TASK INPUT:
┌──

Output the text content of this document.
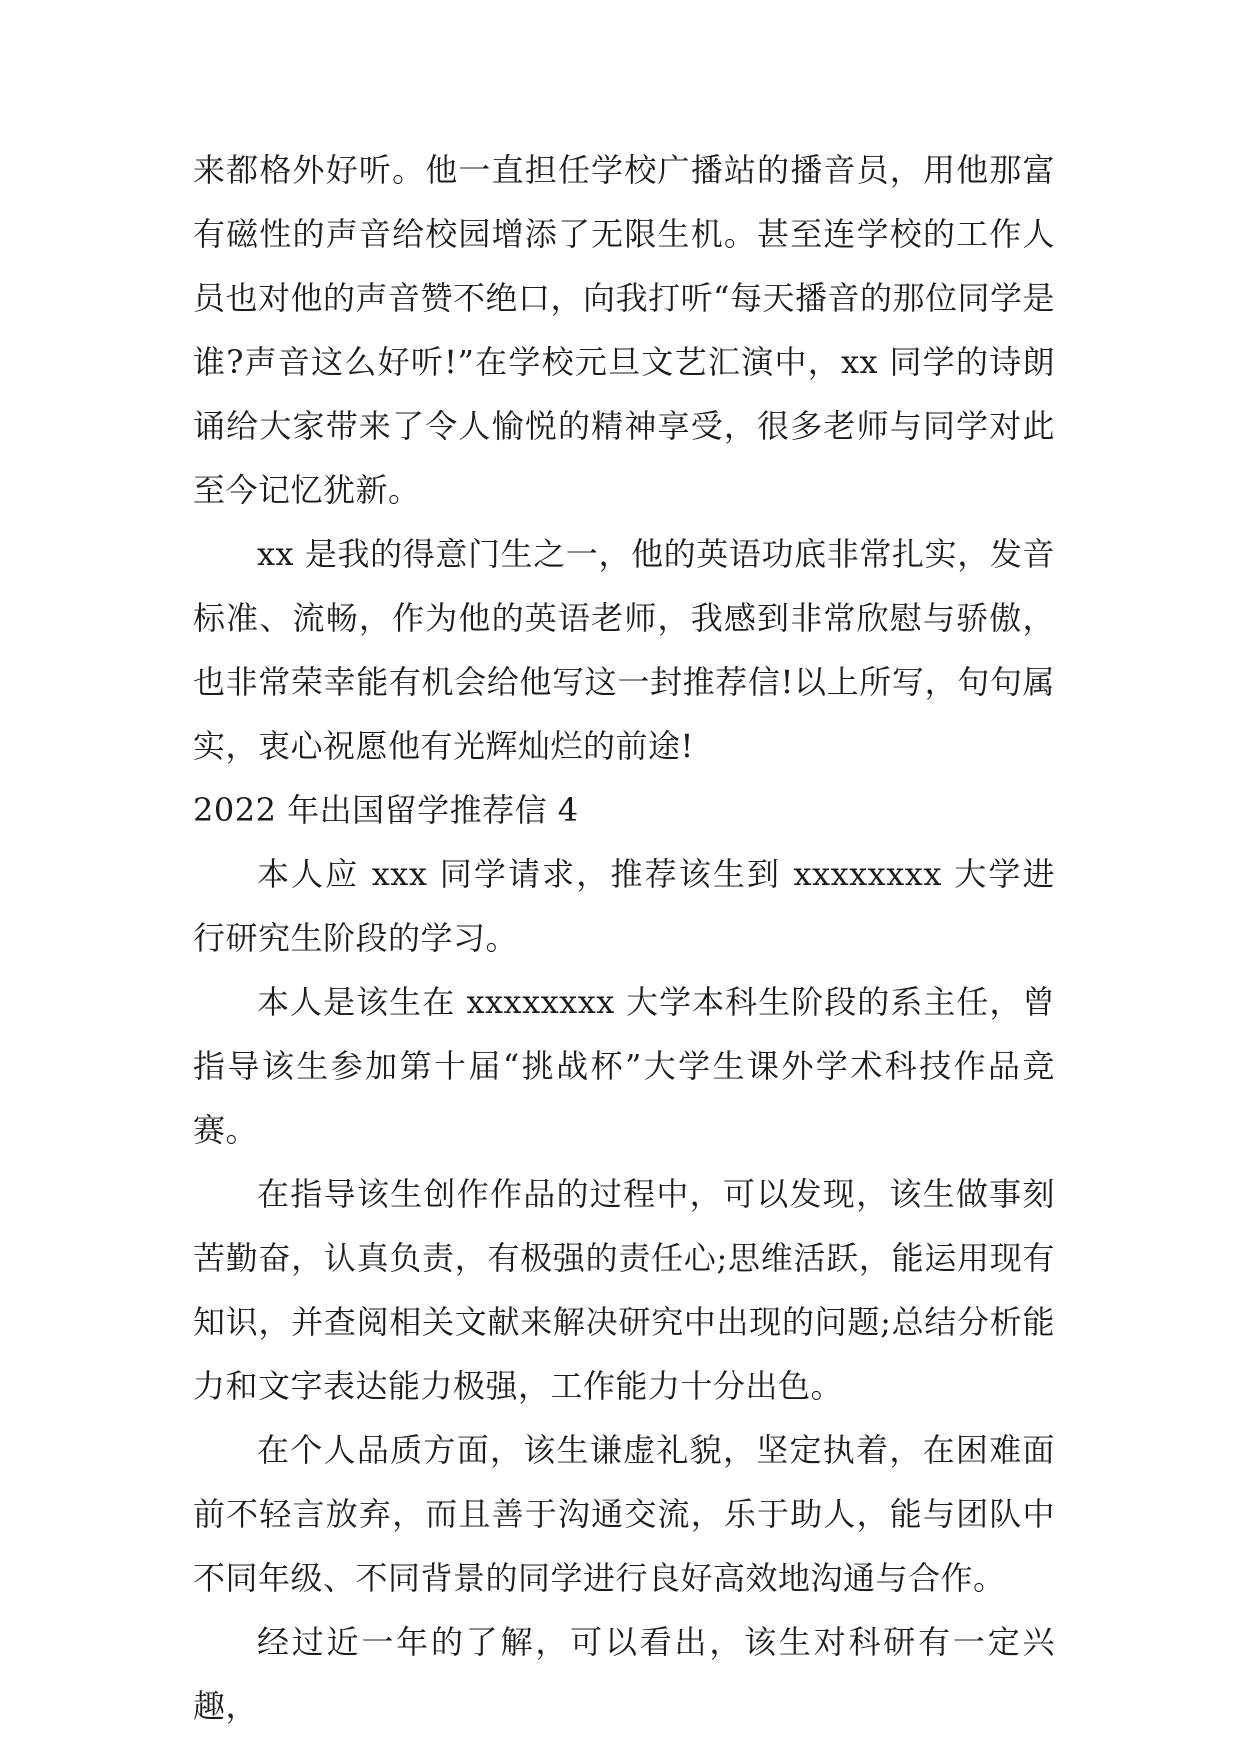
来都格外好听。他一直担任学校广播站的播音员，用他那富有磁性的声音给校园增添了无限生机。甚至连学校的工作人员也对他的声音赞不绝口，向我打听“每天播音的那位同学是谁?声音这么好听!”在学校元旦文艺汇演中，xx 同学的诗朗诵给大家带来了令人愉悦的精神享受，很多老师与同学对此至今记忆犹新。

xx 是我的得意门生之一，他的英语功底非常扎实，发音标准、流畅，作为他的英语老师，我感到非常欣慰与骄傲，也非常荣幸能有机会给他写这一封推荐信!以上所写，句句属实，衷心祝愿他有光辉灿烂的前途!

2022 年出国留学推荐信 4

本人应 xxx 同学请求，推荐该生到 xxxxxxxx 大学进行研究生阶段的学习。

本人是该生在 xxxxxxxx 大学本科生阶段的系主任，曾指导该生参加第十届“挑战杯”大学生课外学术科技作品竞赛。

在指导该生创作作品的过程中，可以发现，该生做事刻苦勤奋，认真负责，有极强的责任心;思维活跃，能运用现有知识，并查阅相关文献来解决研究中出现的问题;总结分析能力和文字表达能力极强，工作能力十分出色。

在个人品质方面，该生谦虚礼貌，坚定执着，在困难面前不轻言放弃，而且善于沟通交流，乐于助人，能与团队中不同年级、不同背景的同学进行良好高效地沟通与合作。

经过近一年的了解，可以看出，该生对科研有一定兴趣，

└──

Retype all the records shown above, character for character. Omit every picture.

OUTPUT FOR THIS TASK:
Output the text content of this document.
来都格外好听。他一直担任学校广播站的播音员，用他那富有磁性的声音给校园增添了无限生机。甚至连学校的工作人员也对他的声音赞不绝口，向我打听“每天播音的那位同学是谁?声音这么好听!”在学校元旦文艺汇演中，xx 同学的诗朗诵给大家带来了令人愉悦的精神享受，很多老师与同学对此至今记忆犹新。

xx 是我的得意门生之一，他的英语功底非常扎实，发音标准、流畅，作为他的英语老师，我感到非常欣慰与骄傲，也非常荣幸能有机会给他写这一封推荐信!以上所写，句句属实，衷心祝愿他有光辉灿烂的前途!

2022 年出国留学推荐信 4

本人应 xxx 同学请求，推荐该生到 xxxxxxxx 大学进行研究生阶段的学习。

本人是该生在 xxxxxxxx 大学本科生阶段的系主任，曾指导该生参加第十届“挑战杯”大学生课外学术科技作品竞赛。

在指导该生创作作品的过程中，可以发现，该生做事刻苦勤奋，认真负责，有极强的责任心;思维活跃，能运用现有知识，并查阅相关文献来解决研究中出现的问题;总结分析能力和文字表达能力极强，工作能力十分出色。

在个人品质方面，该生谦虚礼貌，坚定执着，在困难面前不轻言放弃，而且善于沟通交流，乐于助人，能与团队中不同年级、不同背景的同学进行良好高效地沟通与合作。

经过近一年的了解，可以看出，该生对科研有一定兴趣，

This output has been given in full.